> _THE PROBLEM_: Copy all of the material word for word, except for the pictures.

** Start of SOURCE RECORDS **

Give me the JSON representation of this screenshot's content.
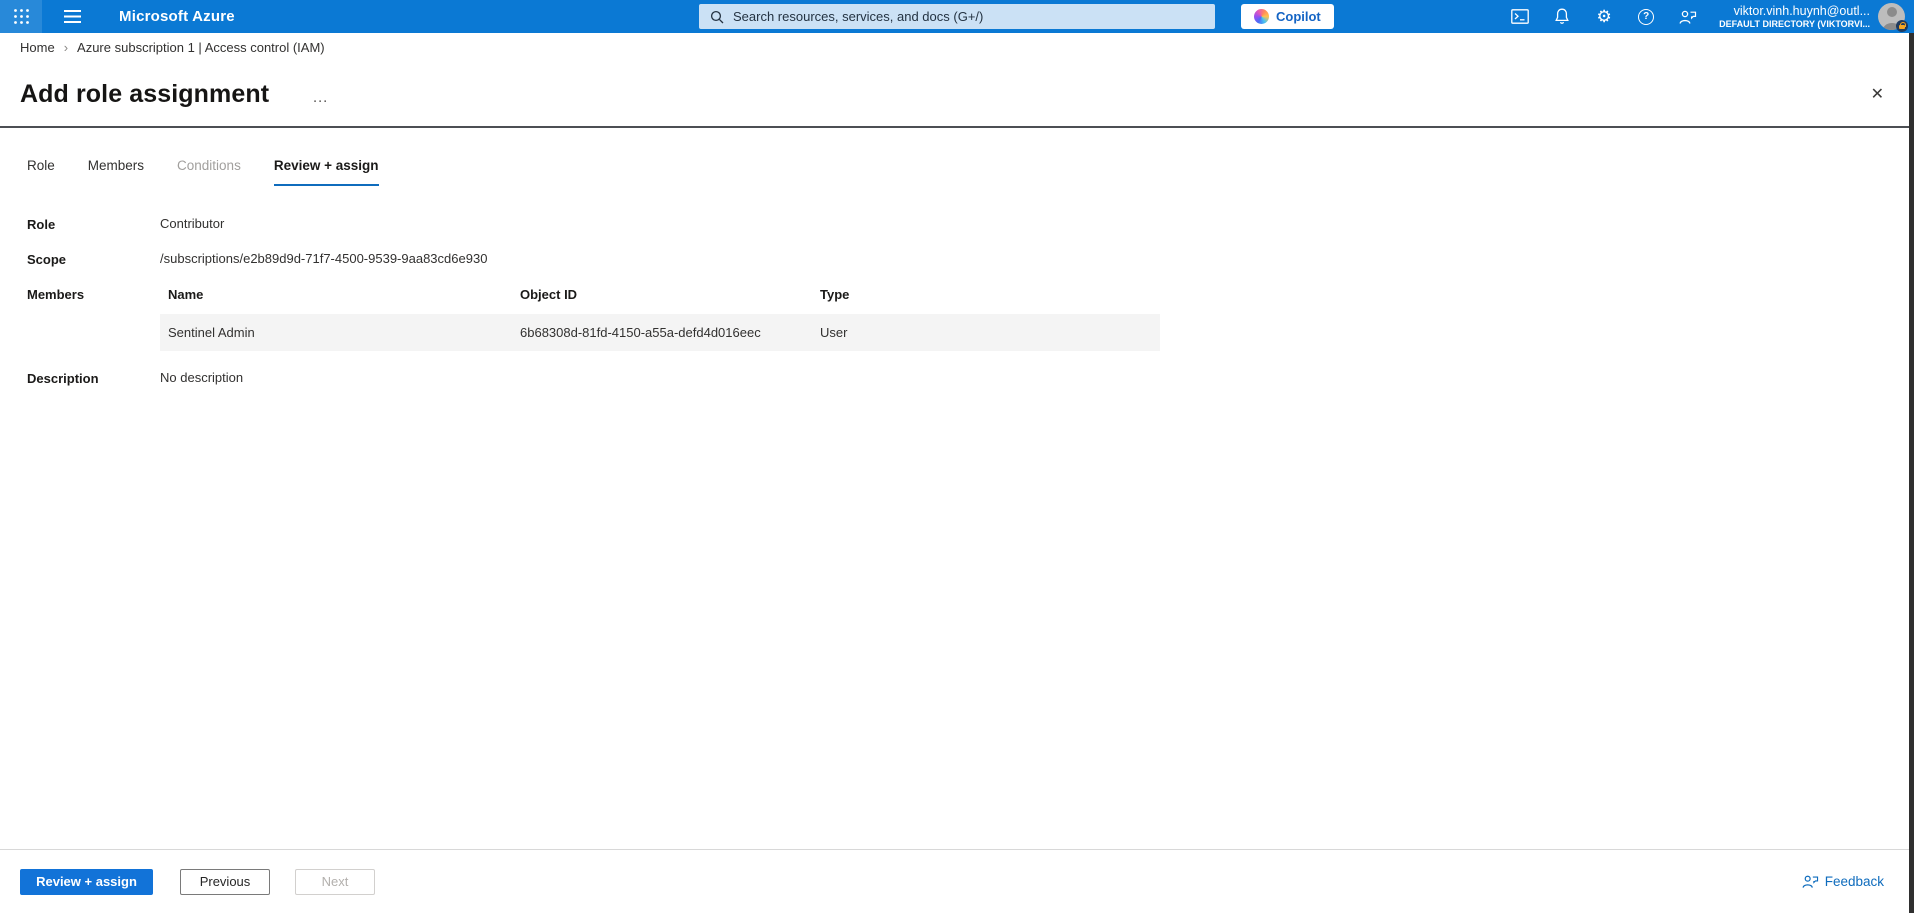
{
  "topbar": {
    "brand": "Microsoft Azure",
    "search": {
      "placeholder": "Search resources, services, and docs (G+/)"
    },
    "copilot_label": "Copilot",
    "icons": [
      "app-launcher-icon",
      "hamburger-icon",
      "search-icon",
      "copilot-icon",
      "cloud-shell-icon",
      "notifications-bell-icon",
      "settings-gear-icon",
      "help-icon",
      "feedback-person-icon",
      "avatar",
      "lock-badge-icon"
    ],
    "help_glyph": "?",
    "gear_glyph": "⚙",
    "user": {
      "email": "viktor.vinh.huynh@outl...",
      "directory": "DEFAULT DIRECTORY (VIKTORVI..."
    }
  },
  "breadcrumb": {
    "home": "Home",
    "separator": "›",
    "current": "Azure subscription 1 | Access control (IAM)"
  },
  "page": {
    "title": "Add role assignment",
    "more_options": "…",
    "close": "✕"
  },
  "tabs": {
    "items": [
      {
        "label": "Role",
        "state": "enabled"
      },
      {
        "label": "Members",
        "state": "enabled"
      },
      {
        "label": "Conditions",
        "state": "disabled"
      },
      {
        "label": "Review + assign",
        "state": "active"
      }
    ]
  },
  "review": {
    "role": {
      "label": "Role",
      "value": "Contributor"
    },
    "scope": {
      "label": "Scope",
      "value": "/subscriptions/e2b89d9d-71f7-4500-9539-9aa83cd6e930"
    },
    "members": {
      "label": "Members",
      "columns": [
        "Name",
        "Object ID",
        "Type"
      ],
      "rows": [
        {
          "name": "Sentinel Admin",
          "object_id": "6b68308d-81fd-4150-a55a-defd4d016eec",
          "type": "User"
        }
      ]
    },
    "description": {
      "label": "Description",
      "value": "No description"
    }
  },
  "footer": {
    "primary": "Review + assign",
    "previous": "Previous",
    "next": "Next",
    "feedback": "Feedback"
  },
  "colors": {
    "topbar_bg": "#0b79d4",
    "search_bg": "#cbe1f5",
    "primary_button": "#1273d8",
    "active_tab_underline": "#0f6cbd",
    "link": "#0f6cbd",
    "disabled_text": "#a19f9d",
    "member_row_bg": "#f4f4f4",
    "title_divider": "#4c4f54",
    "window_edge": "#2f2f2f"
  }
}
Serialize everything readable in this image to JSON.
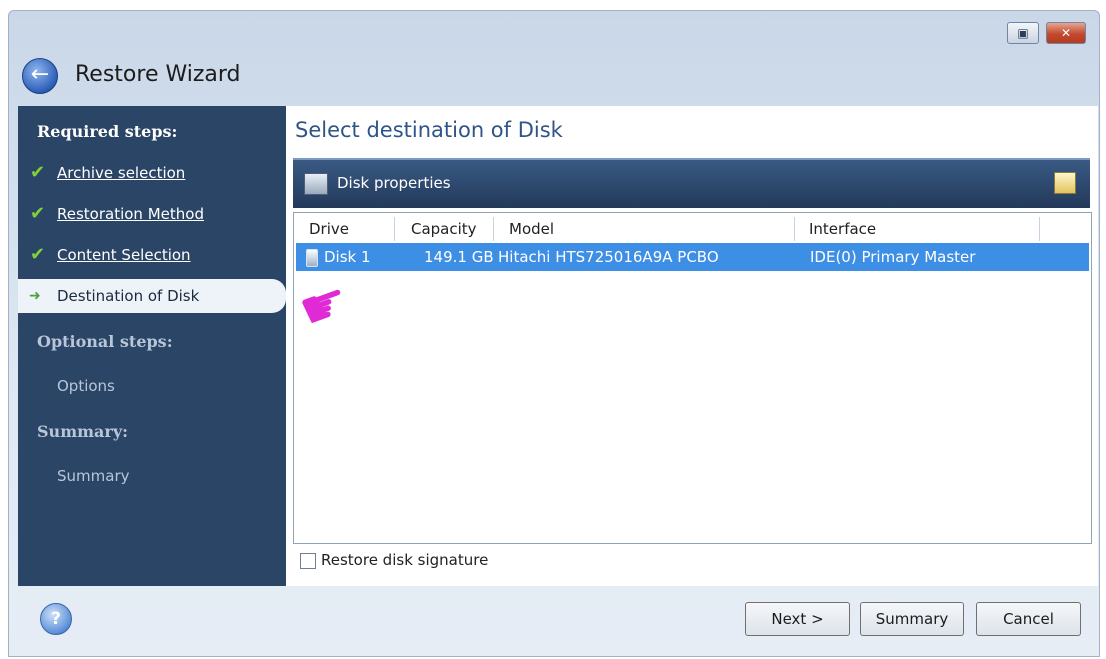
{
  "window": {
    "title": "Restore Wizard",
    "restore_glyph": "▣",
    "close_glyph": "✕",
    "back_glyph": "←"
  },
  "sidebar": {
    "required_heading": "Required steps:",
    "steps": [
      {
        "label": "Archive selection",
        "done": true
      },
      {
        "label": "Restoration Method",
        "done": true
      },
      {
        "label": "Content Selection",
        "done": true
      },
      {
        "label": "Destination of Disk",
        "active": true
      }
    ],
    "optional_heading": "Optional steps:",
    "optional_items": [
      "Options"
    ],
    "summary_heading": "Summary:",
    "summary_items": [
      "Summary"
    ],
    "check_glyph": "✔",
    "arrow_glyph": "➜"
  },
  "main": {
    "title": "Select destination of Disk",
    "panel_label": "Disk properties",
    "columns": [
      "Drive",
      "Capacity",
      "Model",
      "Interface"
    ],
    "rows": [
      {
        "drive": "Disk 1",
        "capacity": "149.1 GB",
        "model": "Hitachi HTS725016A9A PCBO",
        "interface": "IDE(0) Primary Master"
      }
    ],
    "pointer_glyph": "☛",
    "restore_signature_label": "Restore disk signature"
  },
  "footer": {
    "help_glyph": "?",
    "next_label": "Next >",
    "summary_label": "Summary",
    "cancel_label": "Cancel"
  },
  "colors": {
    "sidebar": "#2b4566",
    "selection": "#3d8ee5",
    "pointer": "#e02ad6"
  }
}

** End of SOURCE RECORDS **

> _TASK SOLUTION_:
Give me the JSON representation of this screenshot's content.
{
  "topbar": {
    "brand": "Microsoft Azure",
    "search": {
      "placeholder": "Search resources, services, and docs (G+/)"
    },
    "copilot_label": "Copilot",
    "icons": [
      "app-launcher-icon",
      "hamburger-icon",
      "search-icon",
      "copilot-icon",
      "cloud-shell-icon",
      "notifications-bell-icon",
      "settings-gear-icon",
      "help-icon",
      "feedback-person-icon",
      "avatar",
      "lock-badge-icon"
    ],
    "help_glyph": "?",
    "gear_glyph": "⚙",
    "user": {
      "email": "viktor.vinh.huynh@outl...",
      "directory": "DEFAULT DIRECTORY (VIKTORVI..."
    }
  },
  "breadcrumb": {
    "home": "Home",
    "separator": "›",
    "current": "Azure subscription 1 | Access control (IAM)"
  },
  "page": {
    "title": "Add role assignment",
    "more_options": "…",
    "close": "✕"
  },
  "tabs": {
    "items": [
      {
        "label": "Role",
        "state": "enabled"
      },
      {
        "label": "Members",
        "state": "enabled"
      },
      {
        "label": "Conditions",
        "state": "disabled"
      },
      {
        "label": "Review + assign",
        "state": "active"
      }
    ]
  },
  "review": {
    "role": {
      "label": "Role",
      "value": "Contributor"
    },
    "scope": {
      "label": "Scope",
      "value": "/subscriptions/e2b89d9d-71f7-4500-9539-9aa83cd6e930"
    },
    "members": {
      "label": "Members",
      "columns": [
        "Name",
        "Object ID",
        "Type"
      ],
      "rows": [
        {
          "name": "Sentinel Admin",
          "object_id": "6b68308d-81fd-4150-a55a-defd4d016eec",
          "type": "User"
        }
      ]
    },
    "description": {
      "label": "Description",
      "value": "No description"
    }
  },
  "footer": {
    "primary": "Review + assign",
    "previous": "Previous",
    "next": "Next",
    "feedback": "Feedback"
  },
  "colors": {
    "topbar_bg": "#0b79d4",
    "search_bg": "#cbe1f5",
    "primary_button": "#1273d8",
    "active_tab_underline": "#0f6cbd",
    "link": "#0f6cbd",
    "disabled_text": "#a19f9d",
    "member_row_bg": "#f4f4f4",
    "title_divider": "#4c4f54",
    "window_edge": "#2f2f2f"
  }
}
Serialize everything readable in this image to JSON.
{
  "window": {
    "title": "Restore Wizard",
    "restore_glyph": "▣",
    "close_glyph": "✕",
    "back_glyph": "←"
  },
  "sidebar": {
    "required_heading": "Required steps:",
    "steps": [
      {
        "label": "Archive selection",
        "done": true
      },
      {
        "label": "Restoration Method",
        "done": true
      },
      {
        "label": "Content Selection",
        "done": true
      },
      {
        "label": "Destination of Disk",
        "active": true
      }
    ],
    "optional_heading": "Optional steps:",
    "optional_items": [
      "Options"
    ],
    "summary_heading": "Summary:",
    "summary_items": [
      "Summary"
    ],
    "check_glyph": "✔",
    "arrow_glyph": "➜"
  },
  "main": {
    "title": "Select destination of Disk",
    "panel_label": "Disk properties",
    "columns": [
      "Drive",
      "Capacity",
      "Model",
      "Interface"
    ],
    "rows": [
      {
        "drive": "Disk 1",
        "capacity": "149.1 GB",
        "model": "Hitachi HTS725016A9A PCBO",
        "interface": "IDE(0) Primary Master"
      }
    ],
    "pointer_glyph": "☛",
    "restore_signature_label": "Restore disk signature"
  },
  "footer": {
    "help_glyph": "?",
    "next_label": "Next >",
    "summary_label": "Summary",
    "cancel_label": "Cancel"
  },
  "colors": {
    "sidebar": "#2b4566",
    "selection": "#3d8ee5",
    "pointer": "#e02ad6"
  }
}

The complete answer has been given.